▶ INPUT FOR THIS TASK

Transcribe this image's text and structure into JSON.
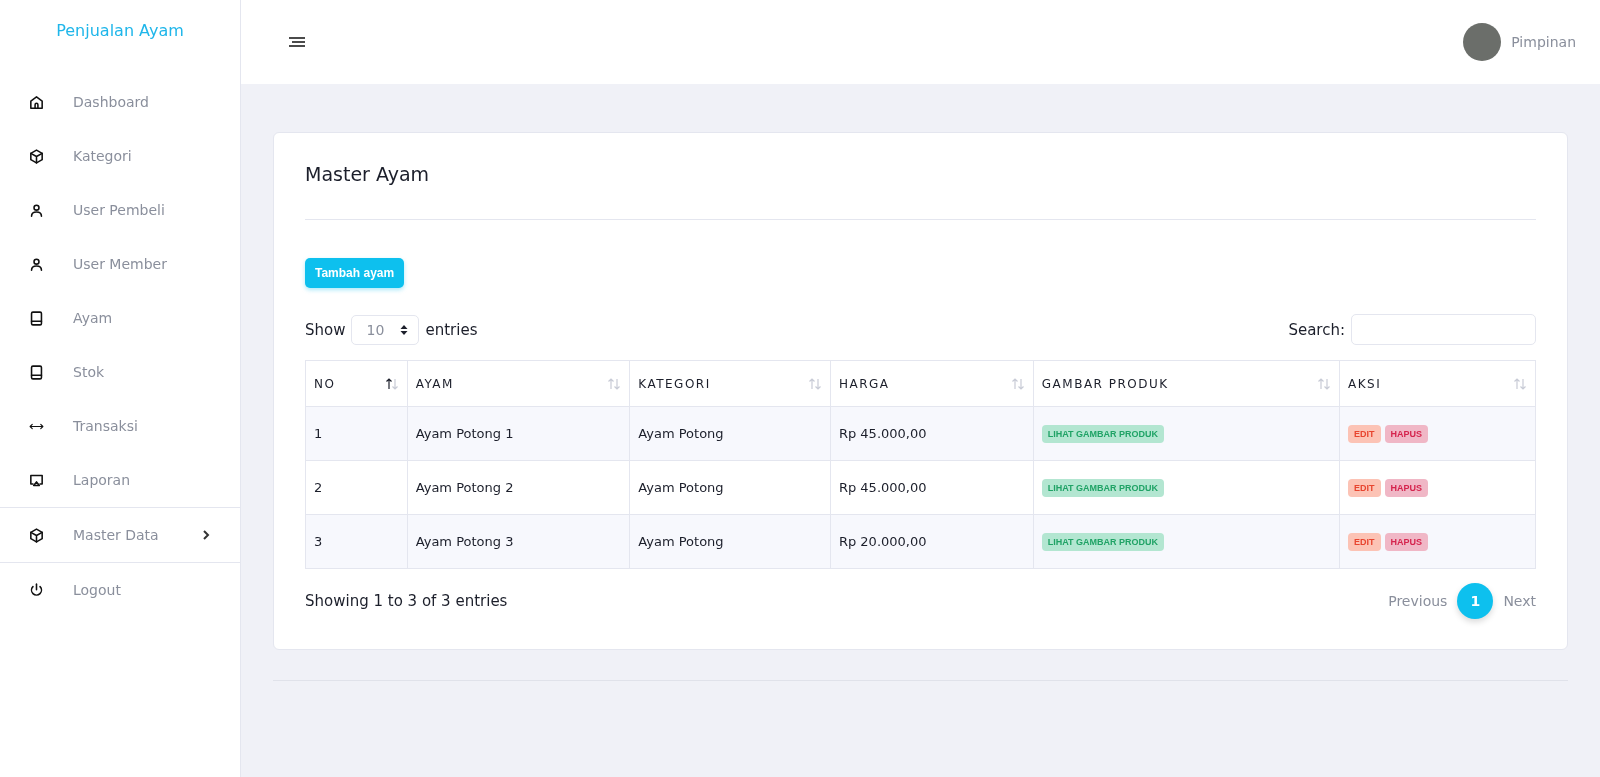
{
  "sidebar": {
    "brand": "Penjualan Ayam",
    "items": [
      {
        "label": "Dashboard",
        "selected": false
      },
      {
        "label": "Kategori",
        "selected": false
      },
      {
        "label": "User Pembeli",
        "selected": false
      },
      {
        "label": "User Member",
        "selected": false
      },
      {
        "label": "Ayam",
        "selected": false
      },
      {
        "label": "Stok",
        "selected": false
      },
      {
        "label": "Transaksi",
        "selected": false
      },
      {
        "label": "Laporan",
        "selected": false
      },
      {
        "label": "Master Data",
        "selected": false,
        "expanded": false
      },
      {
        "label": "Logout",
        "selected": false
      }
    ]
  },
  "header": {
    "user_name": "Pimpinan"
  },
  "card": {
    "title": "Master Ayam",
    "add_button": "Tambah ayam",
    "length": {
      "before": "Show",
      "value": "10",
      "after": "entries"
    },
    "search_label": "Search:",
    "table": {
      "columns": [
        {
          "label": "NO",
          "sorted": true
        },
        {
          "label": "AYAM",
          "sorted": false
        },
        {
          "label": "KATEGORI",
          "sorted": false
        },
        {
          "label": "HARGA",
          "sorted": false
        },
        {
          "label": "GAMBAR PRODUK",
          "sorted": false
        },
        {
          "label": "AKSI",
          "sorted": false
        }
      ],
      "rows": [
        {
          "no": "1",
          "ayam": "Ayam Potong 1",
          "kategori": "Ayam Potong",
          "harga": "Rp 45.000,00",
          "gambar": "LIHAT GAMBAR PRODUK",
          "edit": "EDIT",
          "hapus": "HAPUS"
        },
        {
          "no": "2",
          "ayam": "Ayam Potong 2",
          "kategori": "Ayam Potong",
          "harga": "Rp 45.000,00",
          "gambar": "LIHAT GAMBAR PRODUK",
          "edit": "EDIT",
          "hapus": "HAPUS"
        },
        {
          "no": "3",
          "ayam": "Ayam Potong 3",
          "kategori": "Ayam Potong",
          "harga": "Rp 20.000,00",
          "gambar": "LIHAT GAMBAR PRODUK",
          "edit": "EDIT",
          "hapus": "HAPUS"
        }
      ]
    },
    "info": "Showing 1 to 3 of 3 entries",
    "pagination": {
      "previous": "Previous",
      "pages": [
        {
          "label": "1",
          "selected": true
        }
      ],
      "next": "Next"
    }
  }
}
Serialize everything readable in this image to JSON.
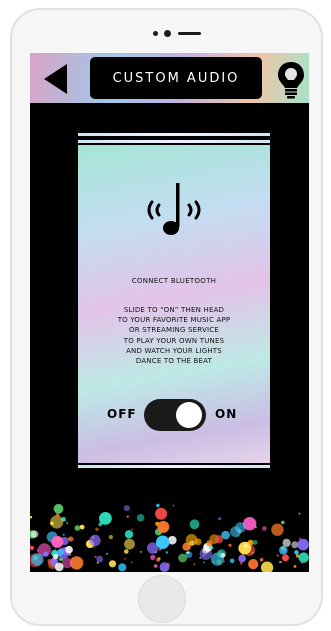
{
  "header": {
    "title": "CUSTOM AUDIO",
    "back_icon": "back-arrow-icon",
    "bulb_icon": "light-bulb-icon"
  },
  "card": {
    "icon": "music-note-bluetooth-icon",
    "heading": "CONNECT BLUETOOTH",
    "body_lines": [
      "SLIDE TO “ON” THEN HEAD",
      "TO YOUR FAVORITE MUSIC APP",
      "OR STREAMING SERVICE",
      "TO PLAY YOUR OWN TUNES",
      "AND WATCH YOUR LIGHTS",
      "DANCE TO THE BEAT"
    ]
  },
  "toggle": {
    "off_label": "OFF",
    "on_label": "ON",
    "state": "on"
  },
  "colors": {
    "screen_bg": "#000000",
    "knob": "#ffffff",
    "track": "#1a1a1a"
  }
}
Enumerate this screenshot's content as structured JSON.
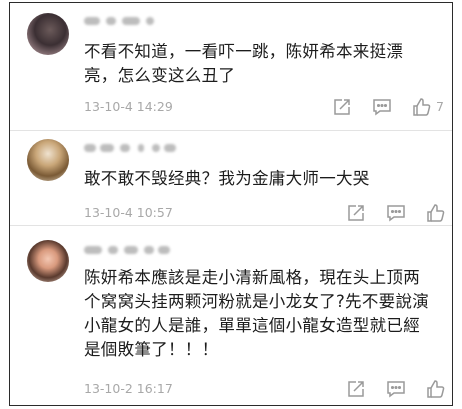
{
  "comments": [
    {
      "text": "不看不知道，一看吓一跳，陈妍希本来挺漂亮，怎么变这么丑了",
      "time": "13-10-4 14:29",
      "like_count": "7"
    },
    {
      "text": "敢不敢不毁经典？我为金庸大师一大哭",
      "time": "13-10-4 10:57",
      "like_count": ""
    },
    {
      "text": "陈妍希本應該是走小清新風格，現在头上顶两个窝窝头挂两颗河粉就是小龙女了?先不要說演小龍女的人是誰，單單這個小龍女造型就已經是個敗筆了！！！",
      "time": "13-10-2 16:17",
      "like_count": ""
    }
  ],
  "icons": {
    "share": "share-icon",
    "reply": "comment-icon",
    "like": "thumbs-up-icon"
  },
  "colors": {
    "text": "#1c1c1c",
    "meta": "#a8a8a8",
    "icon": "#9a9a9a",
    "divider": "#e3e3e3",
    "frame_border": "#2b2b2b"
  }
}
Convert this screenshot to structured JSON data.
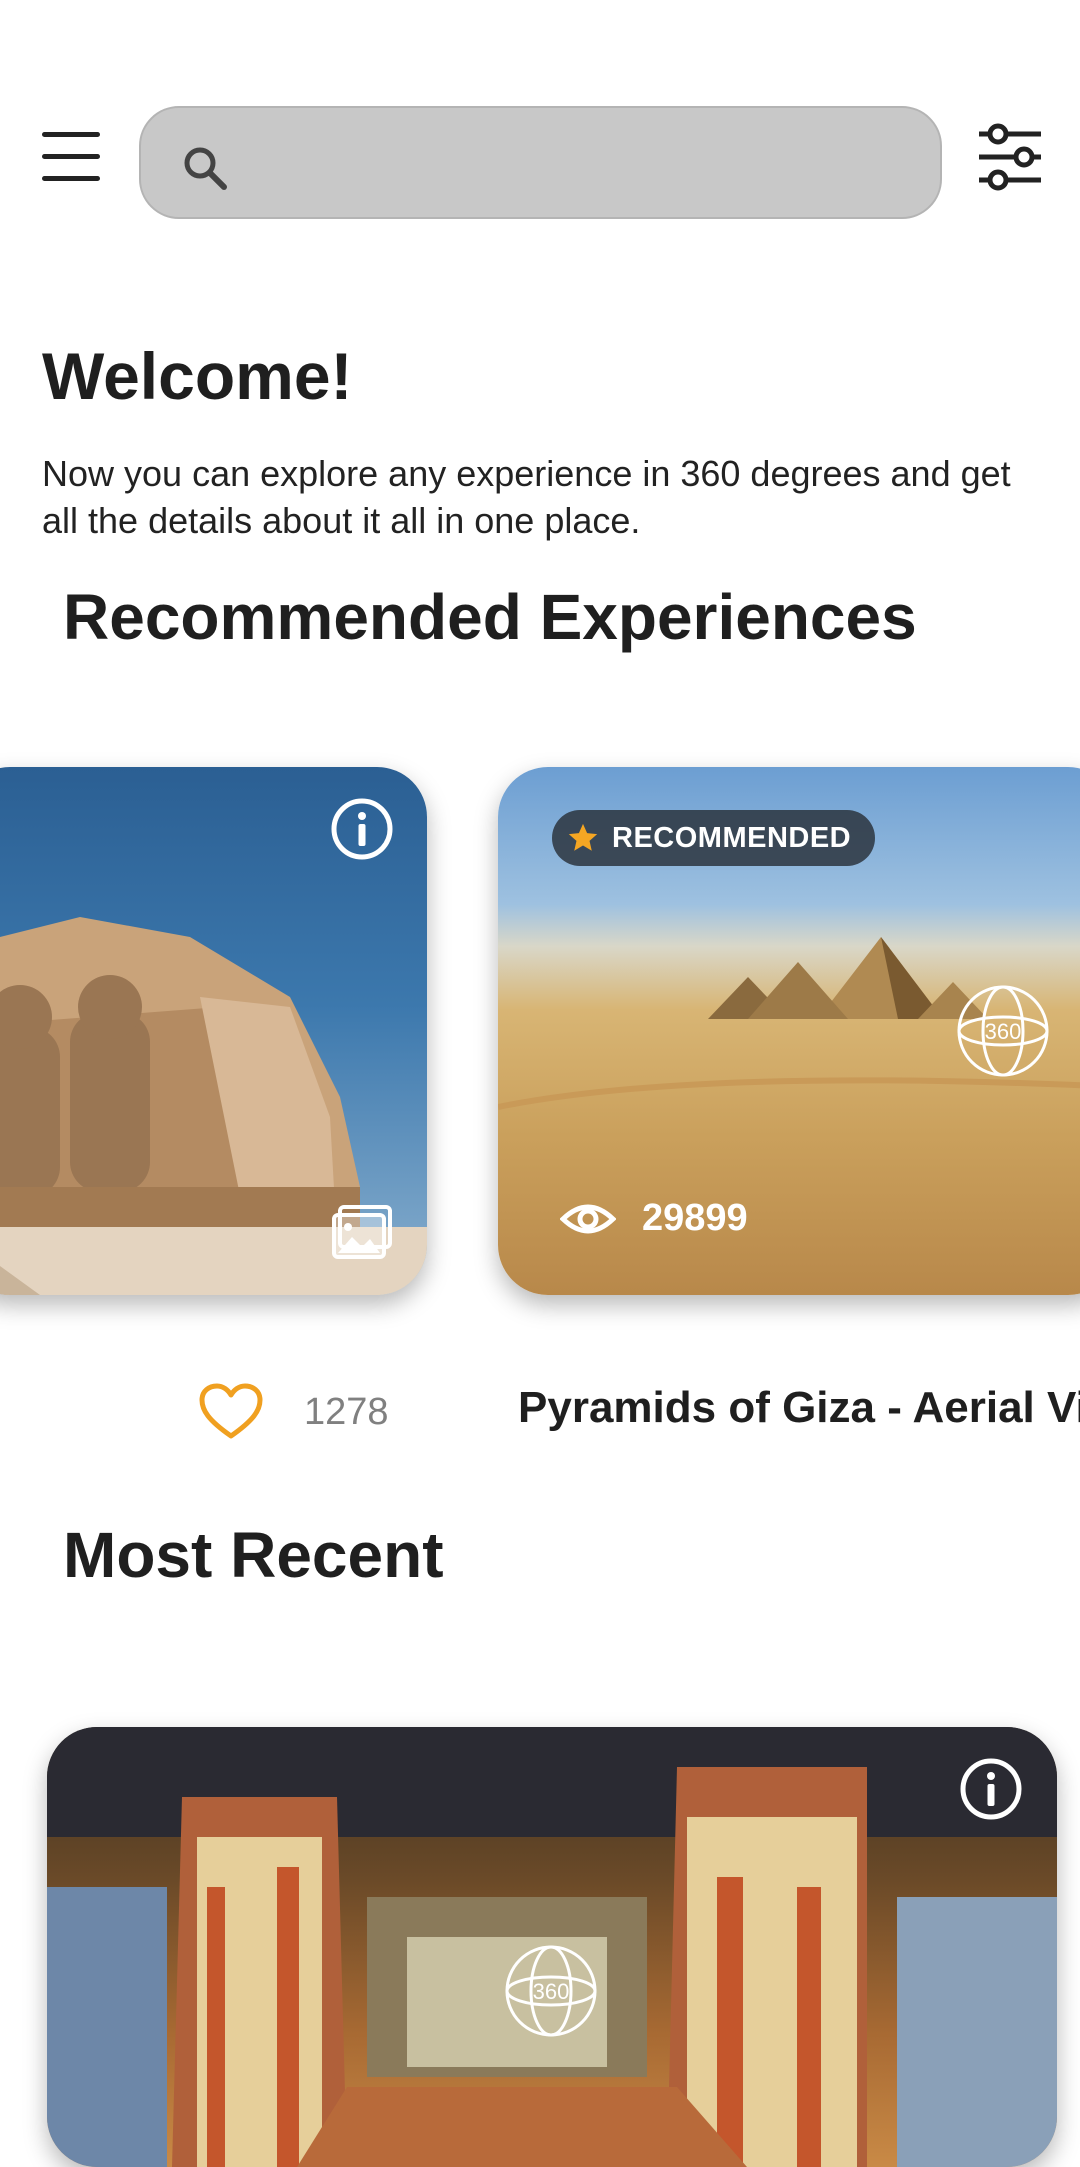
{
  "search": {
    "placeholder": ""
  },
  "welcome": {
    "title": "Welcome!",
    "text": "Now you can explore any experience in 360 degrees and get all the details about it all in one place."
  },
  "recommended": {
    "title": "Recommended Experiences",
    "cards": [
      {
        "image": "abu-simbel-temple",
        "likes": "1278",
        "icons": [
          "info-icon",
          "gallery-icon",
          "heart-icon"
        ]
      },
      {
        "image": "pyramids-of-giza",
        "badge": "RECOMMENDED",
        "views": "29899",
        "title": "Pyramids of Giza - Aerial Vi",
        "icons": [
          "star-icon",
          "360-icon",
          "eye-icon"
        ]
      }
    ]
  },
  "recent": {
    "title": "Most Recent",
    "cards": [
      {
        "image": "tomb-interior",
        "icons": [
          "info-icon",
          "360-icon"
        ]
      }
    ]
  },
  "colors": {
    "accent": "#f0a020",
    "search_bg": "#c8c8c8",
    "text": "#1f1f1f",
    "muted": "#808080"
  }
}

▶ STATED GOAL
The lines to write out run from the one containing "Convert this screenshot" through the final line of the material above, both included; write them out exactly, with no pictures.

▶ THE REPLY
Convert this screenshot to structured JSON data.
{
  "search": {
    "placeholder": ""
  },
  "welcome": {
    "title": "Welcome!",
    "text": "Now you can explore any experience in 360 degrees and get all the details about it all in one place."
  },
  "recommended": {
    "title": "Recommended Experiences",
    "cards": [
      {
        "image": "abu-simbel-temple",
        "likes": "1278",
        "icons": [
          "info-icon",
          "gallery-icon",
          "heart-icon"
        ]
      },
      {
        "image": "pyramids-of-giza",
        "badge": "RECOMMENDED",
        "views": "29899",
        "title": "Pyramids of Giza - Aerial Vi",
        "icons": [
          "star-icon",
          "360-icon",
          "eye-icon"
        ]
      }
    ]
  },
  "recent": {
    "title": "Most Recent",
    "cards": [
      {
        "image": "tomb-interior",
        "icons": [
          "info-icon",
          "360-icon"
        ]
      }
    ]
  },
  "colors": {
    "accent": "#f0a020",
    "search_bg": "#c8c8c8",
    "text": "#1f1f1f",
    "muted": "#808080"
  }
}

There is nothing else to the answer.